→ Requirements: Go through the records and copy each line where the word "text" occurs.

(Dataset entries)
- - - - -
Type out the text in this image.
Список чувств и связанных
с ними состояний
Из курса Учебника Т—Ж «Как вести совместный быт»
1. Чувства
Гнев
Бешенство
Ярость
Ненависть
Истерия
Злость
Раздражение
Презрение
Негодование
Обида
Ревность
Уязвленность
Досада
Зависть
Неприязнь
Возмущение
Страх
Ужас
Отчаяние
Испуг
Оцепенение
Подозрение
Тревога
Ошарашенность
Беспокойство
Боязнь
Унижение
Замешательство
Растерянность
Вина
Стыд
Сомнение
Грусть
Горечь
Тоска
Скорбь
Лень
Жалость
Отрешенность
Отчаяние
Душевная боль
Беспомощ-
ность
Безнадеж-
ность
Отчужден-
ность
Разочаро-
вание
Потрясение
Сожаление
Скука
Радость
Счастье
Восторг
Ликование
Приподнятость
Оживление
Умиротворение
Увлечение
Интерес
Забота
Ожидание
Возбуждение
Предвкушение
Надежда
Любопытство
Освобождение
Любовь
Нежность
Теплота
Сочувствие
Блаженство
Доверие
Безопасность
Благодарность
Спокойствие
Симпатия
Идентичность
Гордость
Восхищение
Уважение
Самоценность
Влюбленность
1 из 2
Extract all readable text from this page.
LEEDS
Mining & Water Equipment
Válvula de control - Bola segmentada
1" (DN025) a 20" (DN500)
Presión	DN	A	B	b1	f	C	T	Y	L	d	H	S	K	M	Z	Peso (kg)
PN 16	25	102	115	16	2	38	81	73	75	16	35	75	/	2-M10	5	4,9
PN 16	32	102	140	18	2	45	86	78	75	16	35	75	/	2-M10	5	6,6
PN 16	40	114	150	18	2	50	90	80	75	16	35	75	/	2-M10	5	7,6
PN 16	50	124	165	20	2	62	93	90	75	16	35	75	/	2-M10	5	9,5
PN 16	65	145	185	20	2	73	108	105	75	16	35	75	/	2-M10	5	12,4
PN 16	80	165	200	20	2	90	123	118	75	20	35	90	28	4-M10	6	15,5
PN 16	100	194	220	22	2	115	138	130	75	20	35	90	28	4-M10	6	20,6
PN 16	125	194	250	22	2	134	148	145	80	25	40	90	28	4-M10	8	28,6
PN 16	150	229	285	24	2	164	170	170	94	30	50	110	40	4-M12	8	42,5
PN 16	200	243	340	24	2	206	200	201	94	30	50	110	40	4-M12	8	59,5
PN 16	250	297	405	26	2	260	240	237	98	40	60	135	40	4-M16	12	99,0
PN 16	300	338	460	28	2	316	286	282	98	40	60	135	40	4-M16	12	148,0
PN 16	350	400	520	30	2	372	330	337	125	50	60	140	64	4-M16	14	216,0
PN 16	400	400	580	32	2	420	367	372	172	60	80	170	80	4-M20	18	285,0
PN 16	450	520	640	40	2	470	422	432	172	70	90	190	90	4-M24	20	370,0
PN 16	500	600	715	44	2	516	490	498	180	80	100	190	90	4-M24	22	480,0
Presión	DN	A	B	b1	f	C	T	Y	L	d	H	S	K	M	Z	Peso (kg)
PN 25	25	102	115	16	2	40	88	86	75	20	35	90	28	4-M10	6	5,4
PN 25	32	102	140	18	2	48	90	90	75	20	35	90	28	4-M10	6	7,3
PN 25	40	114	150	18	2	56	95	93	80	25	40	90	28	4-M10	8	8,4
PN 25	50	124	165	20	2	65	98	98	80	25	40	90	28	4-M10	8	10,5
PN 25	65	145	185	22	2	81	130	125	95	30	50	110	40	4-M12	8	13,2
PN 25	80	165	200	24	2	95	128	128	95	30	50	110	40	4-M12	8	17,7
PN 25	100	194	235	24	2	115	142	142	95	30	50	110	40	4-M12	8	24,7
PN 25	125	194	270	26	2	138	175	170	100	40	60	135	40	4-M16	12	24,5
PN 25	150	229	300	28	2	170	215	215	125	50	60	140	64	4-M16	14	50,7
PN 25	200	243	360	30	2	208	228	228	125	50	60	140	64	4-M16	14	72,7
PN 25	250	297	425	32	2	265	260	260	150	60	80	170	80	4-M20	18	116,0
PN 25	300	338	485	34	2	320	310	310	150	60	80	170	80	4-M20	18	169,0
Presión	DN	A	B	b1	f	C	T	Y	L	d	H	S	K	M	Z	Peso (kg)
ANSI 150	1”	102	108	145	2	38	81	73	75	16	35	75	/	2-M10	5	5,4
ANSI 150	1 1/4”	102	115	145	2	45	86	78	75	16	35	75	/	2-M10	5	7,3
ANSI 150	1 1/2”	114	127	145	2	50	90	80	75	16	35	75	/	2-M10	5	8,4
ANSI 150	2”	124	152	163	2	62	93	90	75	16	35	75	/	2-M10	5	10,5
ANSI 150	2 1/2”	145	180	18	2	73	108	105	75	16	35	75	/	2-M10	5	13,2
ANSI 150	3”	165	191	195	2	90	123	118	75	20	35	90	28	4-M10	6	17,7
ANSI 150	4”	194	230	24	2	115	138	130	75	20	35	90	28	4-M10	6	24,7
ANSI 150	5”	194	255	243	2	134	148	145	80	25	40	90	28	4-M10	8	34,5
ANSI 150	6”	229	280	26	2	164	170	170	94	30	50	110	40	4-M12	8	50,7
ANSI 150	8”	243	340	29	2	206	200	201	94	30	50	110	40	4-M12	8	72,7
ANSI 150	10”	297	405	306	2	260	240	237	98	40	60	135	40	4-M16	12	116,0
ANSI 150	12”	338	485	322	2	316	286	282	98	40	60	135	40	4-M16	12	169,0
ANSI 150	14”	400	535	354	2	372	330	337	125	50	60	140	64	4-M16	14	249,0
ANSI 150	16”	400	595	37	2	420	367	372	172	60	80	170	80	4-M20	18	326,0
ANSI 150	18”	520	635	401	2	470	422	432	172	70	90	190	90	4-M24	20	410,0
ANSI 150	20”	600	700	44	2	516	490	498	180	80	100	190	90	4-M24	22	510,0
- - - - -
→ Task response:
Type out the text in this image.
Extract all readable text from this page.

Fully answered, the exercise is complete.